Extracts from a graphics dataset
**********

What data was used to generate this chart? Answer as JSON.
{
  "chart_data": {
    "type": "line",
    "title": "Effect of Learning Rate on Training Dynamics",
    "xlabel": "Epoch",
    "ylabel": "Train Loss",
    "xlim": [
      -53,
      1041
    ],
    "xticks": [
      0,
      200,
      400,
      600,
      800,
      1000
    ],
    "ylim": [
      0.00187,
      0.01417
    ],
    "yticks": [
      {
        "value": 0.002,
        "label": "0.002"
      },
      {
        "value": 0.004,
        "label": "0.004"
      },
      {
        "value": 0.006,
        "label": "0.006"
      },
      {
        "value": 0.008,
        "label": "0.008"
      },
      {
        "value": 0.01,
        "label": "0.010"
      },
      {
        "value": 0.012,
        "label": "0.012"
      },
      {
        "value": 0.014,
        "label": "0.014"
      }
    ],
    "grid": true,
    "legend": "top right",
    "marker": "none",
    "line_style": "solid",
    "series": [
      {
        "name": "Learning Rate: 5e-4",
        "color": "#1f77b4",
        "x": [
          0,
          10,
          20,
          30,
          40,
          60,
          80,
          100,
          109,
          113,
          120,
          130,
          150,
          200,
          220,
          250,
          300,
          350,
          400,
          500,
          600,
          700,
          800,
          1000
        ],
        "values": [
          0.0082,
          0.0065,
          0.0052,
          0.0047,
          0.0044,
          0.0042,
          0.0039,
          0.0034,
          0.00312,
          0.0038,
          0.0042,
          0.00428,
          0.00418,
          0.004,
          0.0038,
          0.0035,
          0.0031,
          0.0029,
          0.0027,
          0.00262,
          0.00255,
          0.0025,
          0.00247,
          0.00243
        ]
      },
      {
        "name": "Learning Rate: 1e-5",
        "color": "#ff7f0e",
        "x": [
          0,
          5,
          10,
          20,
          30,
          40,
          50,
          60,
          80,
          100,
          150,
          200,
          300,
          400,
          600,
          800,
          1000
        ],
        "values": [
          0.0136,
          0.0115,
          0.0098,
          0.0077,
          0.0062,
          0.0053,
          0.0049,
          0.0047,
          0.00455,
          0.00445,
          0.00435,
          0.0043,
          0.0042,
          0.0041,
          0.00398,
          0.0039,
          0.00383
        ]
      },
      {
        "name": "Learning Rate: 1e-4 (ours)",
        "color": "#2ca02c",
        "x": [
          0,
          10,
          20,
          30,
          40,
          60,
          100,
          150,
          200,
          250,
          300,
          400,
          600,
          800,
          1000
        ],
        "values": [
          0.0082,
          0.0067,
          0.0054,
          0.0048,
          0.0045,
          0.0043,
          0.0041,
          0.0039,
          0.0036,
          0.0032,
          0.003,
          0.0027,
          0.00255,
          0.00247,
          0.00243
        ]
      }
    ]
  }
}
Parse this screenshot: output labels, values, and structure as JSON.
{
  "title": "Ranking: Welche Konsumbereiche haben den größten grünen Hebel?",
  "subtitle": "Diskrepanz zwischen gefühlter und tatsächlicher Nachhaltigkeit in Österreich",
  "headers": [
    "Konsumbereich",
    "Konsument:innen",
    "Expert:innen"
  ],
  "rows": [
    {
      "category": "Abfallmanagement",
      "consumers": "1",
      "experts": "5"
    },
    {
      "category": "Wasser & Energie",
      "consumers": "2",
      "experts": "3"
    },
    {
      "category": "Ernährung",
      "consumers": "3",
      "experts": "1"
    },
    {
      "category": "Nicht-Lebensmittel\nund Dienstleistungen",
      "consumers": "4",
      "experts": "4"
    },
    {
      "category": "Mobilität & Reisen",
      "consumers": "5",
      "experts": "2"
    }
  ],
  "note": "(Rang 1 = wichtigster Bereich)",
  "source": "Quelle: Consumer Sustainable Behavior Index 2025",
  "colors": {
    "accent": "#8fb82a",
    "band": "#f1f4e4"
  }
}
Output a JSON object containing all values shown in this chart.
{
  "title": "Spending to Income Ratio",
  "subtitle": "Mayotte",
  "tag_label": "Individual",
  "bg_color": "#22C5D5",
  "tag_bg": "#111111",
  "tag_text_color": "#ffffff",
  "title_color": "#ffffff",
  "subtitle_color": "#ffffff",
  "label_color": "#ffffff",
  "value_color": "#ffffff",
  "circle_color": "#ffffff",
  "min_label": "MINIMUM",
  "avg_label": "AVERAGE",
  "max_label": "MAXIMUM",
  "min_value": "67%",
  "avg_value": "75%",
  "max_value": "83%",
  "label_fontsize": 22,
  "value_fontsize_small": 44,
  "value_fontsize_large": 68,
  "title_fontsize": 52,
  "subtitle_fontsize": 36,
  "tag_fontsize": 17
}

**********

* Exercise brief *
Lines that include the word "consumers" are to be extracted from the data above.

* Result for this exercise *
      "consumers": "1",
      "consumers": "2",
      "consumers": "3",
      "consumers": "4",
      "consumers": "5",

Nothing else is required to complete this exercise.